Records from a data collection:
+ + +

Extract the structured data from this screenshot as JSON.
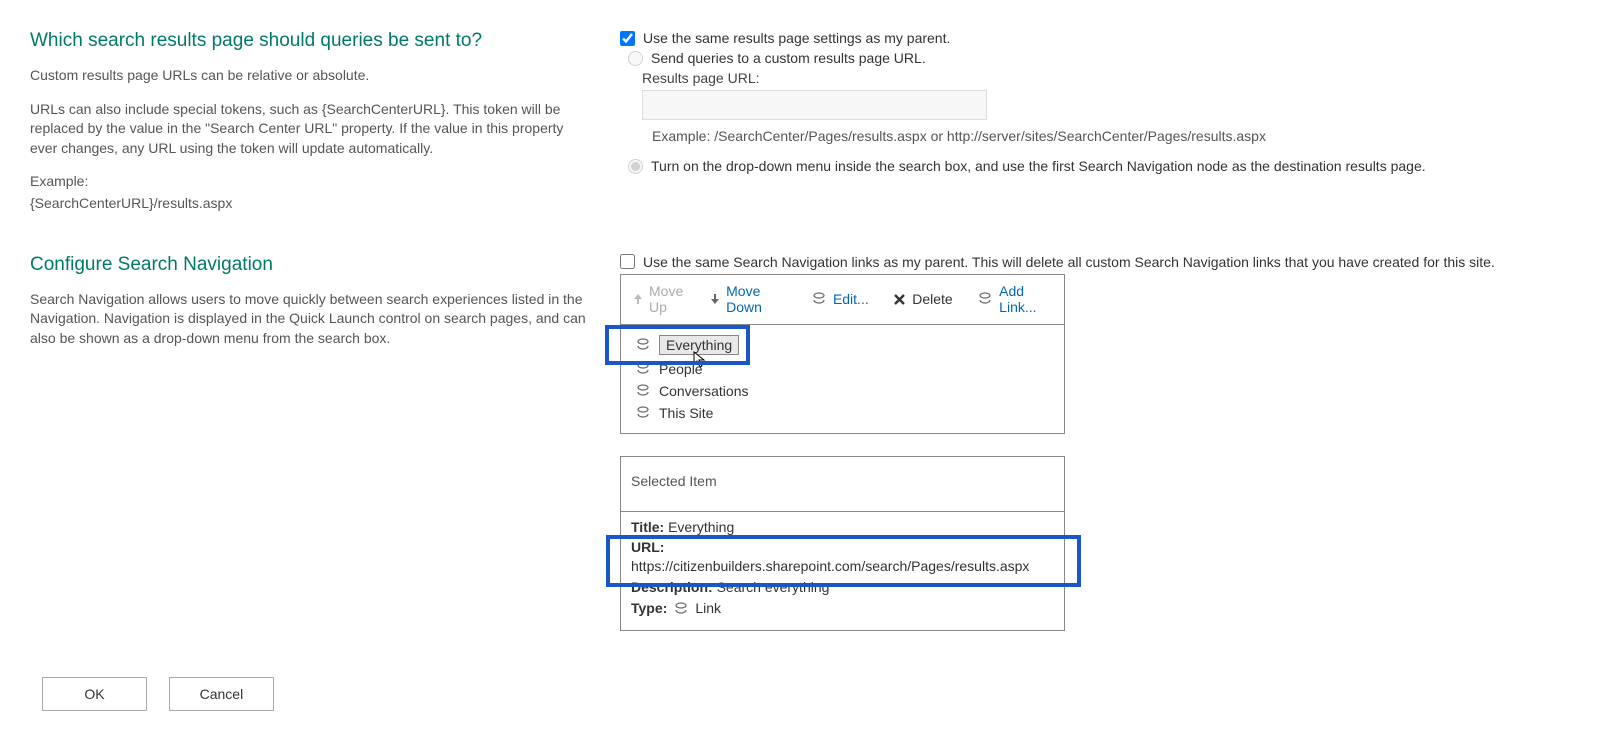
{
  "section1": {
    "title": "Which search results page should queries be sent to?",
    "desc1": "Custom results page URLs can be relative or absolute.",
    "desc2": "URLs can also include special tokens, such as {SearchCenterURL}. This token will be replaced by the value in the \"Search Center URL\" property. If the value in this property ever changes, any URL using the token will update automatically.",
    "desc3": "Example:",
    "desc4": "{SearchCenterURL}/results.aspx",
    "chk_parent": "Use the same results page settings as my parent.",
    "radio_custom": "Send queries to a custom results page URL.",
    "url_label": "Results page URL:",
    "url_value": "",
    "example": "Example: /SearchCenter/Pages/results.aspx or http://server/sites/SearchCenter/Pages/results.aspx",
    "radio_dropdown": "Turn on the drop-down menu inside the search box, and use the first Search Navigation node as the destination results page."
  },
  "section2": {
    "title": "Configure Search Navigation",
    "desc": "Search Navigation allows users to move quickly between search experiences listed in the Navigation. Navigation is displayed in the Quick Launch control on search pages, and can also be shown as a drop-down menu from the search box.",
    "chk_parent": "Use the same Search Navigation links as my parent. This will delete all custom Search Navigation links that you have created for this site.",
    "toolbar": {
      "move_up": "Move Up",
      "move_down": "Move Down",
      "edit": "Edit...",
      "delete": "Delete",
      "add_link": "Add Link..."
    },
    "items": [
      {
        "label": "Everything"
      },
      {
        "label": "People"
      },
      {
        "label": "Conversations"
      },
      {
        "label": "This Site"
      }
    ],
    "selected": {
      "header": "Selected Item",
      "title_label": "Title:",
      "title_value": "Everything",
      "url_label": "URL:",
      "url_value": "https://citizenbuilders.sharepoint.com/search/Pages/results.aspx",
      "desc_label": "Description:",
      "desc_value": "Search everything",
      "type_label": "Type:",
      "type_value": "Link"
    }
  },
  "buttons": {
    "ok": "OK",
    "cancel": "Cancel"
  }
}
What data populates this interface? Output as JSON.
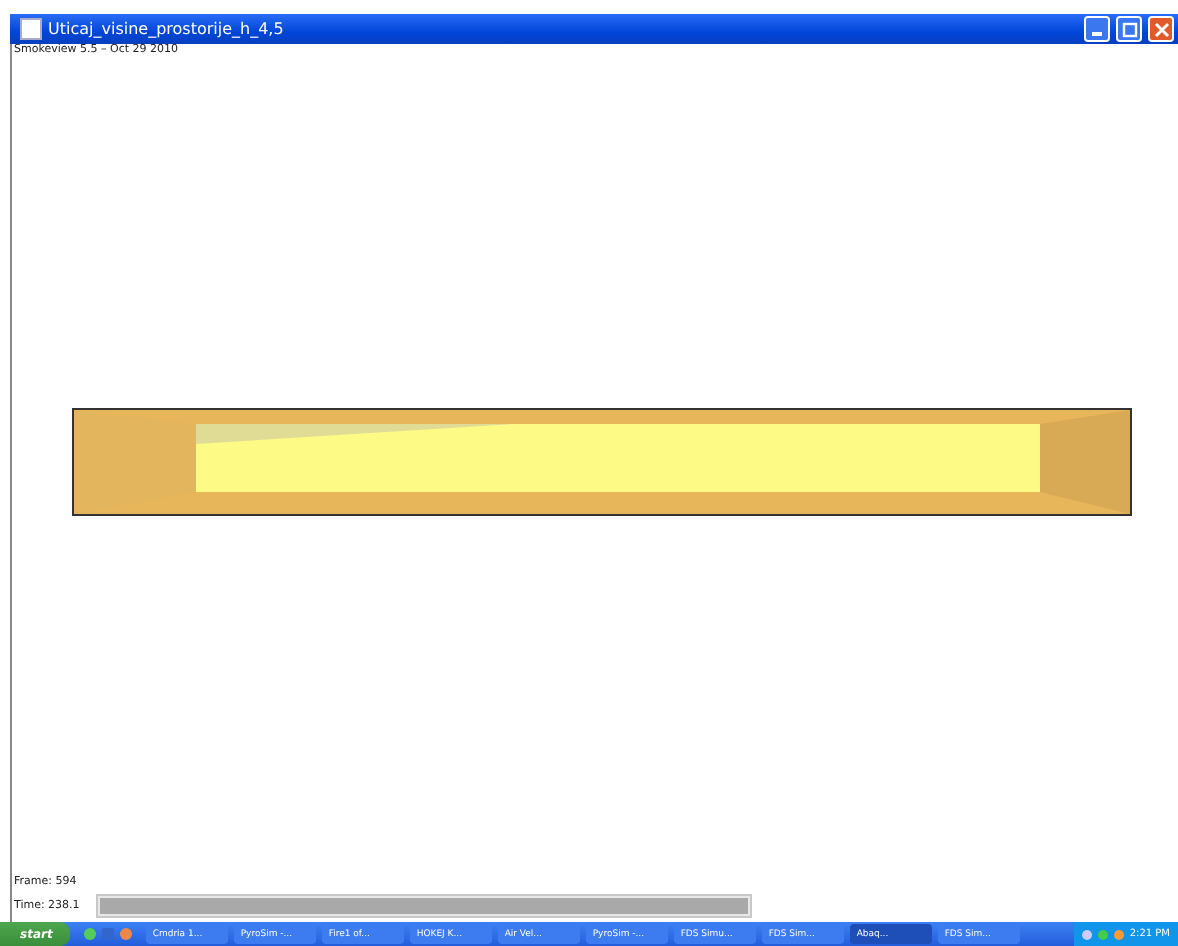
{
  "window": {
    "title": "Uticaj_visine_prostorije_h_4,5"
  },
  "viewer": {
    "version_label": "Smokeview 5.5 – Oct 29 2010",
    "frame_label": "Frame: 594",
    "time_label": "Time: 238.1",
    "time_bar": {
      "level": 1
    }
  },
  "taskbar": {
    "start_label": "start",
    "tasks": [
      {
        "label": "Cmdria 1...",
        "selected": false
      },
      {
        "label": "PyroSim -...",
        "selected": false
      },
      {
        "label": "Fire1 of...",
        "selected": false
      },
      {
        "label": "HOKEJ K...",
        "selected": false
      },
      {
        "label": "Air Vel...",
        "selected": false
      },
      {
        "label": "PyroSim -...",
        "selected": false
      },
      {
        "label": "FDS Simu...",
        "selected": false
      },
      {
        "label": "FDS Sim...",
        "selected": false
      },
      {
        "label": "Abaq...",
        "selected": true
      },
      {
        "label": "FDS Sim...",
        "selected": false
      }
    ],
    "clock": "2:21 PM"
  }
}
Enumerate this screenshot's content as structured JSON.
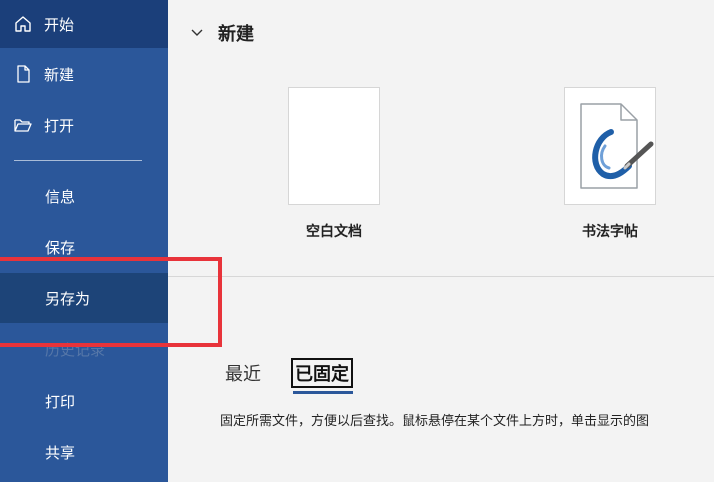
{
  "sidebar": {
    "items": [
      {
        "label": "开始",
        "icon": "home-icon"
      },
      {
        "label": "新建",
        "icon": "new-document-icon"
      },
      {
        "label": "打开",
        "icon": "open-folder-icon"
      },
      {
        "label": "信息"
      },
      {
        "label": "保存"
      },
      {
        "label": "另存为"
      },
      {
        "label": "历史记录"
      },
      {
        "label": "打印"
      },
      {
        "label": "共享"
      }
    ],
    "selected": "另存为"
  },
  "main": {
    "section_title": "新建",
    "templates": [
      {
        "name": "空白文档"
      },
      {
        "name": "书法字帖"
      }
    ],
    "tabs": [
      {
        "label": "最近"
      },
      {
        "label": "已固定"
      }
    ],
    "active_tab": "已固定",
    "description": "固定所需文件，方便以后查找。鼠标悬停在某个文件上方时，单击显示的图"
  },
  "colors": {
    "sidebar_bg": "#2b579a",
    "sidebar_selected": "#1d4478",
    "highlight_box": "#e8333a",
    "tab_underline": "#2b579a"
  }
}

+ + +

## Written instruction
Leave out all pictures and retype precisely the lines that run from the line containing "Enumerate this screenshot's" to the last line of the records.

## Problem solution
Enumerate this screenshot's content as structured JSON.
{
  "sidebar": {
    "items": [
      {
        "label": "开始",
        "icon": "home-icon"
      },
      {
        "label": "新建",
        "icon": "new-document-icon"
      },
      {
        "label": "打开",
        "icon": "open-folder-icon"
      },
      {
        "label": "信息"
      },
      {
        "label": "保存"
      },
      {
        "label": "另存为"
      },
      {
        "label": "历史记录"
      },
      {
        "label": "打印"
      },
      {
        "label": "共享"
      }
    ],
    "selected": "另存为"
  },
  "main": {
    "section_title": "新建",
    "templates": [
      {
        "name": "空白文档"
      },
      {
        "name": "书法字帖"
      }
    ],
    "tabs": [
      {
        "label": "最近"
      },
      {
        "label": "已固定"
      }
    ],
    "active_tab": "已固定",
    "description": "固定所需文件，方便以后查找。鼠标悬停在某个文件上方时，单击显示的图"
  },
  "colors": {
    "sidebar_bg": "#2b579a",
    "sidebar_selected": "#1d4478",
    "highlight_box": "#e8333a",
    "tab_underline": "#2b579a"
  }
}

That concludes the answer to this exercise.